» **Material to process**
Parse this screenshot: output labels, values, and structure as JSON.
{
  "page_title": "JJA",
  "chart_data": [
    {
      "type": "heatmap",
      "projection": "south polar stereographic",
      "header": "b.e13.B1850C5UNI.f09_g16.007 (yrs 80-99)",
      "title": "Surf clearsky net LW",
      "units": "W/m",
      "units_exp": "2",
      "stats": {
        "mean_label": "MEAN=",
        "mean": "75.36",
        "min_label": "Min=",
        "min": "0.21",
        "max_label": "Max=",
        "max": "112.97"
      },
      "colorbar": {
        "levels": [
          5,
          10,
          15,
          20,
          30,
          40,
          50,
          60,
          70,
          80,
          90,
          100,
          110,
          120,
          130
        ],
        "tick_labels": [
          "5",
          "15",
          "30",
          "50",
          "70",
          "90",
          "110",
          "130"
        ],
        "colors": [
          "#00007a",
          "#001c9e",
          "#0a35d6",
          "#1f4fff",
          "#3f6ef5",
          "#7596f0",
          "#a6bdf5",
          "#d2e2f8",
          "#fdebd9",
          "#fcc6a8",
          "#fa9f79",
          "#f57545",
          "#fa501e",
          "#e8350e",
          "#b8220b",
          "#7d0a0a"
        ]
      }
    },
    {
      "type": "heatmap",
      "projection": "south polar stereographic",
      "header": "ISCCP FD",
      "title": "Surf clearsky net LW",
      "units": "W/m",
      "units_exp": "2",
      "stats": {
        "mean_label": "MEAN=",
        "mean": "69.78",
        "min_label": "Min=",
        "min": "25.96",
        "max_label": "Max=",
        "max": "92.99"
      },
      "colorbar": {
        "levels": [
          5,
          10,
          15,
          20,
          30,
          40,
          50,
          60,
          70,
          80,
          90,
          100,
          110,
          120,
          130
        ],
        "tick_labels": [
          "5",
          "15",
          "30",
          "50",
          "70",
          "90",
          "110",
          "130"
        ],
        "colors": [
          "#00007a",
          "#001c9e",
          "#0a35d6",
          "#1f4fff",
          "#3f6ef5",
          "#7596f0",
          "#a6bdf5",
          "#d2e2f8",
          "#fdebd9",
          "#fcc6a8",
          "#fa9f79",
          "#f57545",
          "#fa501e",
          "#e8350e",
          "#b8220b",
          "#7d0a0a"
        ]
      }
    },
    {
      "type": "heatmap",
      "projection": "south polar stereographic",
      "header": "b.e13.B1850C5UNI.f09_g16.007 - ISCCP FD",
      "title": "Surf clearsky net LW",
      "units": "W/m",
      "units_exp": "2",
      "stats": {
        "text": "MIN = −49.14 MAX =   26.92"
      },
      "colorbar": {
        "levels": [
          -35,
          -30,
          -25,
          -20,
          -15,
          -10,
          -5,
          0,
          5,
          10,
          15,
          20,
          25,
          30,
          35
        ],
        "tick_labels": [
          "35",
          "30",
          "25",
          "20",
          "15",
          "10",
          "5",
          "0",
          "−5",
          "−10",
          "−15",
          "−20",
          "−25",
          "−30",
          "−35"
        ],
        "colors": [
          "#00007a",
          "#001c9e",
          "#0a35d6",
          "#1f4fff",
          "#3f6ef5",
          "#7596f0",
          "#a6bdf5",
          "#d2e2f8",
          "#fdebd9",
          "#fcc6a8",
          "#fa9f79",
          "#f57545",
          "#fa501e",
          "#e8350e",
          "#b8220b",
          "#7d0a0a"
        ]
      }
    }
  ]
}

» **Problem**
Produce an exact copy of every entry above.

» **Written solution**
Parse this screenshot: output labels, values, and structure as JSON.
{
  "page_title": "JJA",
  "chart_data": [
    {
      "type": "heatmap",
      "projection": "south polar stereographic",
      "header": "b.e13.B1850C5UNI.f09_g16.007 (yrs 80-99)",
      "title": "Surf clearsky net LW",
      "units": "W/m",
      "units_exp": "2",
      "stats": {
        "mean_label": "MEAN=",
        "mean": "75.36",
        "min_label": "Min=",
        "min": "0.21",
        "max_label": "Max=",
        "max": "112.97"
      },
      "colorbar": {
        "levels": [
          5,
          10,
          15,
          20,
          30,
          40,
          50,
          60,
          70,
          80,
          90,
          100,
          110,
          120,
          130
        ],
        "tick_labels": [
          "5",
          "15",
          "30",
          "50",
          "70",
          "90",
          "110",
          "130"
        ],
        "colors": [
          "#00007a",
          "#001c9e",
          "#0a35d6",
          "#1f4fff",
          "#3f6ef5",
          "#7596f0",
          "#a6bdf5",
          "#d2e2f8",
          "#fdebd9",
          "#fcc6a8",
          "#fa9f79",
          "#f57545",
          "#fa501e",
          "#e8350e",
          "#b8220b",
          "#7d0a0a"
        ]
      }
    },
    {
      "type": "heatmap",
      "projection": "south polar stereographic",
      "header": "ISCCP FD",
      "title": "Surf clearsky net LW",
      "units": "W/m",
      "units_exp": "2",
      "stats": {
        "mean_label": "MEAN=",
        "mean": "69.78",
        "min_label": "Min=",
        "min": "25.96",
        "max_label": "Max=",
        "max": "92.99"
      },
      "colorbar": {
        "levels": [
          5,
          10,
          15,
          20,
          30,
          40,
          50,
          60,
          70,
          80,
          90,
          100,
          110,
          120,
          130
        ],
        "tick_labels": [
          "5",
          "15",
          "30",
          "50",
          "70",
          "90",
          "110",
          "130"
        ],
        "colors": [
          "#00007a",
          "#001c9e",
          "#0a35d6",
          "#1f4fff",
          "#3f6ef5",
          "#7596f0",
          "#a6bdf5",
          "#d2e2f8",
          "#fdebd9",
          "#fcc6a8",
          "#fa9f79",
          "#f57545",
          "#fa501e",
          "#e8350e",
          "#b8220b",
          "#7d0a0a"
        ]
      }
    },
    {
      "type": "heatmap",
      "projection": "south polar stereographic",
      "header": "b.e13.B1850C5UNI.f09_g16.007 - ISCCP FD",
      "title": "Surf clearsky net LW",
      "units": "W/m",
      "units_exp": "2",
      "stats": {
        "text": "MIN = −49.14 MAX =   26.92"
      },
      "colorbar": {
        "levels": [
          -35,
          -30,
          -25,
          -20,
          -15,
          -10,
          -5,
          0,
          5,
          10,
          15,
          20,
          25,
          30,
          35
        ],
        "tick_labels": [
          "35",
          "30",
          "25",
          "20",
          "15",
          "10",
          "5",
          "0",
          "−5",
          "−10",
          "−15",
          "−20",
          "−25",
          "−30",
          "−35"
        ],
        "colors": [
          "#00007a",
          "#001c9e",
          "#0a35d6",
          "#1f4fff",
          "#3f6ef5",
          "#7596f0",
          "#a6bdf5",
          "#d2e2f8",
          "#fdebd9",
          "#fcc6a8",
          "#fa9f79",
          "#f57545",
          "#fa501e",
          "#e8350e",
          "#b8220b",
          "#7d0a0a"
        ]
      }
    }
  ]
}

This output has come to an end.